/---
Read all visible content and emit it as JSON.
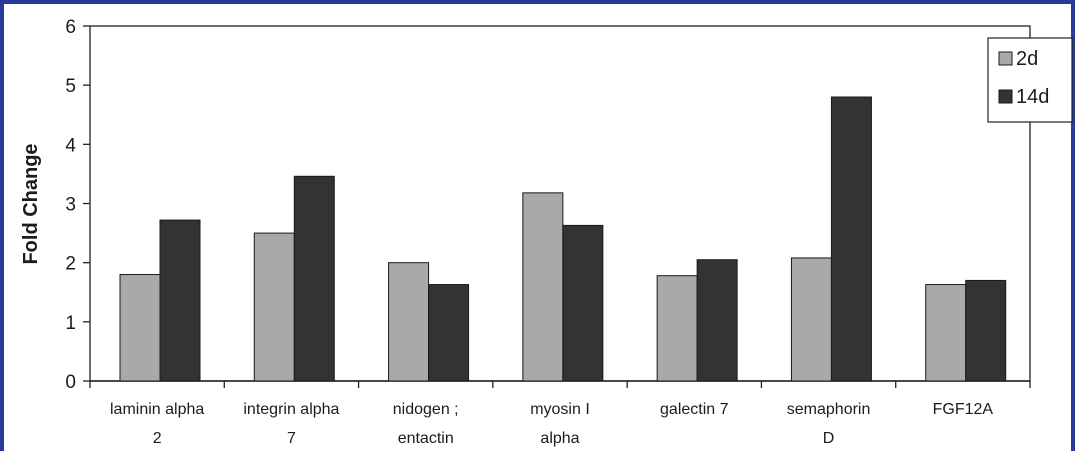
{
  "chart_data": {
    "type": "bar",
    "ylabel": "Fold Change",
    "ylim": [
      0,
      6
    ],
    "yticks": [
      "0",
      "1",
      "2",
      "3",
      "4",
      "5",
      "6"
    ],
    "categories": [
      [
        "laminin alpha",
        "2"
      ],
      [
        "integrin alpha",
        "7"
      ],
      [
        "nidogen ;",
        "entactin"
      ],
      [
        "myosin I",
        "alpha"
      ],
      [
        "galectin 7"
      ],
      [
        "semaphorin",
        "D"
      ],
      [
        "FGF12A"
      ]
    ],
    "series": [
      {
        "name": "2d",
        "color": "#a9a9a9",
        "values": [
          1.8,
          2.5,
          2.0,
          3.18,
          1.78,
          2.08,
          1.63
        ]
      },
      {
        "name": "14d",
        "color": "#333333",
        "values": [
          2.72,
          3.46,
          1.63,
          2.63,
          2.05,
          4.8,
          1.7
        ]
      }
    ],
    "grid": false,
    "legend_position": "top-right"
  }
}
\---
▶ [WHAT THIS TASK INVOLVES]: Send back the data above word for word, with the pictures left out.

▶ [COMPLETED EXERCISE]:
Read all visible content and emit it as JSON.
{
  "chart_data": {
    "type": "bar",
    "ylabel": "Fold Change",
    "ylim": [
      0,
      6
    ],
    "yticks": [
      "0",
      "1",
      "2",
      "3",
      "4",
      "5",
      "6"
    ],
    "categories": [
      [
        "laminin alpha",
        "2"
      ],
      [
        "integrin alpha",
        "7"
      ],
      [
        "nidogen ;",
        "entactin"
      ],
      [
        "myosin I",
        "alpha"
      ],
      [
        "galectin 7"
      ],
      [
        "semaphorin",
        "D"
      ],
      [
        "FGF12A"
      ]
    ],
    "series": [
      {
        "name": "2d",
        "color": "#a9a9a9",
        "values": [
          1.8,
          2.5,
          2.0,
          3.18,
          1.78,
          2.08,
          1.63
        ]
      },
      {
        "name": "14d",
        "color": "#333333",
        "values": [
          2.72,
          3.46,
          1.63,
          2.63,
          2.05,
          4.8,
          1.7
        ]
      }
    ],
    "grid": false,
    "legend_position": "top-right"
  }
}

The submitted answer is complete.